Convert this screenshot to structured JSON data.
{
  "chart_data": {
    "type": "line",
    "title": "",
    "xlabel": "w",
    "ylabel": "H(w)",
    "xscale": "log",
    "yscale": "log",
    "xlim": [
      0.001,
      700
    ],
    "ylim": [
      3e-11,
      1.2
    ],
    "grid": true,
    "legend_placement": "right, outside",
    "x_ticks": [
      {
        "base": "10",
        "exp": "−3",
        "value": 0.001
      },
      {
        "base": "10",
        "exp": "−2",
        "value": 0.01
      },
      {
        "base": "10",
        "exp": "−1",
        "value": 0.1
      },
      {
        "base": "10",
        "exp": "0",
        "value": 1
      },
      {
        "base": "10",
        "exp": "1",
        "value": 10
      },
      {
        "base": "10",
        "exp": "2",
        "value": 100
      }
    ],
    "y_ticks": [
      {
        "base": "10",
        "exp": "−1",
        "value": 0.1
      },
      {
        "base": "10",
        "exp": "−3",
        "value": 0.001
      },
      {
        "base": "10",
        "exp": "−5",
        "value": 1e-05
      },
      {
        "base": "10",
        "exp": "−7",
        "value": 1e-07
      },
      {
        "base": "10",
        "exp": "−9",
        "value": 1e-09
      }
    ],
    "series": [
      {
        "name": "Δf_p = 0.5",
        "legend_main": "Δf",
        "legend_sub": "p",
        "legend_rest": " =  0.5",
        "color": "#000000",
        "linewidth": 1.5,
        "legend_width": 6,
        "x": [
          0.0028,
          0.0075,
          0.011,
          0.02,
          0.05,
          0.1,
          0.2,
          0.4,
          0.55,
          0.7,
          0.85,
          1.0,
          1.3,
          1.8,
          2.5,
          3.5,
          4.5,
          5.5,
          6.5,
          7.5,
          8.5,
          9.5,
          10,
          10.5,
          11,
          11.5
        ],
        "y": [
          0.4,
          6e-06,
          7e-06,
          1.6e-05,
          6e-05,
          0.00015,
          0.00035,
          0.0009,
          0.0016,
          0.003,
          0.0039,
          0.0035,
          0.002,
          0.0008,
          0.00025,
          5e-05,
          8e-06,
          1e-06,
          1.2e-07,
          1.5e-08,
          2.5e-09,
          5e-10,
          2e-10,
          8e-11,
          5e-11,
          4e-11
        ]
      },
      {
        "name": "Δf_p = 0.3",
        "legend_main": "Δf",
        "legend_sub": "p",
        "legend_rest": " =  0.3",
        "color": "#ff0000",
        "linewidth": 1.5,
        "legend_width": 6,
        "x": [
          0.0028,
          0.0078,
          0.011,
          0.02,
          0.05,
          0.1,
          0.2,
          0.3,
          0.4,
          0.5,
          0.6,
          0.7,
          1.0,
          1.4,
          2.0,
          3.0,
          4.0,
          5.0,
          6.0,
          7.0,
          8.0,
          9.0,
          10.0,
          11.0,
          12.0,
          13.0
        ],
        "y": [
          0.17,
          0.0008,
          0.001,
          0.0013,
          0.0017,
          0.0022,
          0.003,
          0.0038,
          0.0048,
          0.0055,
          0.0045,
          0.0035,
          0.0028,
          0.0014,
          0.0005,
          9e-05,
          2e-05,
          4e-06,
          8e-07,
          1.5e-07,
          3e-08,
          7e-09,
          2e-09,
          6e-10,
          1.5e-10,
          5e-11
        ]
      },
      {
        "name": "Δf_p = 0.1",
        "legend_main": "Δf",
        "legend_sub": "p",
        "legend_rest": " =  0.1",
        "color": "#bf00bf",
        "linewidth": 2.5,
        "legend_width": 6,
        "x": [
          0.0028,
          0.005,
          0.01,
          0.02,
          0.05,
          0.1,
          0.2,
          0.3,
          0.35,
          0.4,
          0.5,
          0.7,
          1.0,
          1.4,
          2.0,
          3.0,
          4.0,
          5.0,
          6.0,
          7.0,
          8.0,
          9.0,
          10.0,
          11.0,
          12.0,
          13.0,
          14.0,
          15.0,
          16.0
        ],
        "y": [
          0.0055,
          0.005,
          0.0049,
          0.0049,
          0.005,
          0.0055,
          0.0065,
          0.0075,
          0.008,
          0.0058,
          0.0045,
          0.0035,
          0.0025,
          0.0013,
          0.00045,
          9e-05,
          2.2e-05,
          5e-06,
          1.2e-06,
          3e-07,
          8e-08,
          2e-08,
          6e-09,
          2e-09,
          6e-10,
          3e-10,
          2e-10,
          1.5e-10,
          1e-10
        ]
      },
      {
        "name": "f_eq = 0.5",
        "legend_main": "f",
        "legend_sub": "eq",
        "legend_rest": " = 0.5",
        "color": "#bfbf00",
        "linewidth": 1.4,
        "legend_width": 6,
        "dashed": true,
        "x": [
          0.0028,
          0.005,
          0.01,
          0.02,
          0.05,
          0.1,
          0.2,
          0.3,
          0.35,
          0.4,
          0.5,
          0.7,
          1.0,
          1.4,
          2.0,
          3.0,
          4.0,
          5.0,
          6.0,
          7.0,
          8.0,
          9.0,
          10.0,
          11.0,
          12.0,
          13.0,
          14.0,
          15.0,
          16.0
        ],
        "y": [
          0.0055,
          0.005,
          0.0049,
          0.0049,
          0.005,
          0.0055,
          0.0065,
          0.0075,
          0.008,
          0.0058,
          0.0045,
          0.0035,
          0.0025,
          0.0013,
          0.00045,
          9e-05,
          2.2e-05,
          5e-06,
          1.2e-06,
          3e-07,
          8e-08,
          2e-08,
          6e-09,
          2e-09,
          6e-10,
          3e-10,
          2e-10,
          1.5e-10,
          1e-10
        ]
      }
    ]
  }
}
####
» **WHAT IS NEEDED**:
Repeat the records above exactly as they appear.

» **EXERCISE ANSWER**:
Convert this screenshot to structured JSON data.
{
  "chart_data": {
    "type": "line",
    "title": "",
    "xlabel": "w",
    "ylabel": "H(w)",
    "xscale": "log",
    "yscale": "log",
    "xlim": [
      0.001,
      700
    ],
    "ylim": [
      3e-11,
      1.2
    ],
    "grid": true,
    "legend_placement": "right, outside",
    "x_ticks": [
      {
        "base": "10",
        "exp": "−3",
        "value": 0.001
      },
      {
        "base": "10",
        "exp": "−2",
        "value": 0.01
      },
      {
        "base": "10",
        "exp": "−1",
        "value": 0.1
      },
      {
        "base": "10",
        "exp": "0",
        "value": 1
      },
      {
        "base": "10",
        "exp": "1",
        "value": 10
      },
      {
        "base": "10",
        "exp": "2",
        "value": 100
      }
    ],
    "y_ticks": [
      {
        "base": "10",
        "exp": "−1",
        "value": 0.1
      },
      {
        "base": "10",
        "exp": "−3",
        "value": 0.001
      },
      {
        "base": "10",
        "exp": "−5",
        "value": 1e-05
      },
      {
        "base": "10",
        "exp": "−7",
        "value": 1e-07
      },
      {
        "base": "10",
        "exp": "−9",
        "value": 1e-09
      }
    ],
    "series": [
      {
        "name": "Δf_p = 0.5",
        "legend_main": "Δf",
        "legend_sub": "p",
        "legend_rest": " =  0.5",
        "color": "#000000",
        "linewidth": 1.5,
        "legend_width": 6,
        "x": [
          0.0028,
          0.0075,
          0.011,
          0.02,
          0.05,
          0.1,
          0.2,
          0.4,
          0.55,
          0.7,
          0.85,
          1.0,
          1.3,
          1.8,
          2.5,
          3.5,
          4.5,
          5.5,
          6.5,
          7.5,
          8.5,
          9.5,
          10,
          10.5,
          11,
          11.5
        ],
        "y": [
          0.4,
          6e-06,
          7e-06,
          1.6e-05,
          6e-05,
          0.00015,
          0.00035,
          0.0009,
          0.0016,
          0.003,
          0.0039,
          0.0035,
          0.002,
          0.0008,
          0.00025,
          5e-05,
          8e-06,
          1e-06,
          1.2e-07,
          1.5e-08,
          2.5e-09,
          5e-10,
          2e-10,
          8e-11,
          5e-11,
          4e-11
        ]
      },
      {
        "name": "Δf_p = 0.3",
        "legend_main": "Δf",
        "legend_sub": "p",
        "legend_rest": " =  0.3",
        "color": "#ff0000",
        "linewidth": 1.5,
        "legend_width": 6,
        "x": [
          0.0028,
          0.0078,
          0.011,
          0.02,
          0.05,
          0.1,
          0.2,
          0.3,
          0.4,
          0.5,
          0.6,
          0.7,
          1.0,
          1.4,
          2.0,
          3.0,
          4.0,
          5.0,
          6.0,
          7.0,
          8.0,
          9.0,
          10.0,
          11.0,
          12.0,
          13.0
        ],
        "y": [
          0.17,
          0.0008,
          0.001,
          0.0013,
          0.0017,
          0.0022,
          0.003,
          0.0038,
          0.0048,
          0.0055,
          0.0045,
          0.0035,
          0.0028,
          0.0014,
          0.0005,
          9e-05,
          2e-05,
          4e-06,
          8e-07,
          1.5e-07,
          3e-08,
          7e-09,
          2e-09,
          6e-10,
          1.5e-10,
          5e-11
        ]
      },
      {
        "name": "Δf_p = 0.1",
        "legend_main": "Δf",
        "legend_sub": "p",
        "legend_rest": " =  0.1",
        "color": "#bf00bf",
        "linewidth": 2.5,
        "legend_width": 6,
        "x": [
          0.0028,
          0.005,
          0.01,
          0.02,
          0.05,
          0.1,
          0.2,
          0.3,
          0.35,
          0.4,
          0.5,
          0.7,
          1.0,
          1.4,
          2.0,
          3.0,
          4.0,
          5.0,
          6.0,
          7.0,
          8.0,
          9.0,
          10.0,
          11.0,
          12.0,
          13.0,
          14.0,
          15.0,
          16.0
        ],
        "y": [
          0.0055,
          0.005,
          0.0049,
          0.0049,
          0.005,
          0.0055,
          0.0065,
          0.0075,
          0.008,
          0.0058,
          0.0045,
          0.0035,
          0.0025,
          0.0013,
          0.00045,
          9e-05,
          2.2e-05,
          5e-06,
          1.2e-06,
          3e-07,
          8e-08,
          2e-08,
          6e-09,
          2e-09,
          6e-10,
          3e-10,
          2e-10,
          1.5e-10,
          1e-10
        ]
      },
      {
        "name": "f_eq = 0.5",
        "legend_main": "f",
        "legend_sub": "eq",
        "legend_rest": " = 0.5",
        "color": "#bfbf00",
        "linewidth": 1.4,
        "legend_width": 6,
        "dashed": true,
        "x": [
          0.0028,
          0.005,
          0.01,
          0.02,
          0.05,
          0.1,
          0.2,
          0.3,
          0.35,
          0.4,
          0.5,
          0.7,
          1.0,
          1.4,
          2.0,
          3.0,
          4.0,
          5.0,
          6.0,
          7.0,
          8.0,
          9.0,
          10.0,
          11.0,
          12.0,
          13.0,
          14.0,
          15.0,
          16.0
        ],
        "y": [
          0.0055,
          0.005,
          0.0049,
          0.0049,
          0.005,
          0.0055,
          0.0065,
          0.0075,
          0.008,
          0.0058,
          0.0045,
          0.0035,
          0.0025,
          0.0013,
          0.00045,
          9e-05,
          2.2e-05,
          5e-06,
          1.2e-06,
          3e-07,
          8e-08,
          2e-08,
          6e-09,
          2e-09,
          6e-10,
          3e-10,
          2e-10,
          1.5e-10,
          1e-10
        ]
      }
    ]
  }
}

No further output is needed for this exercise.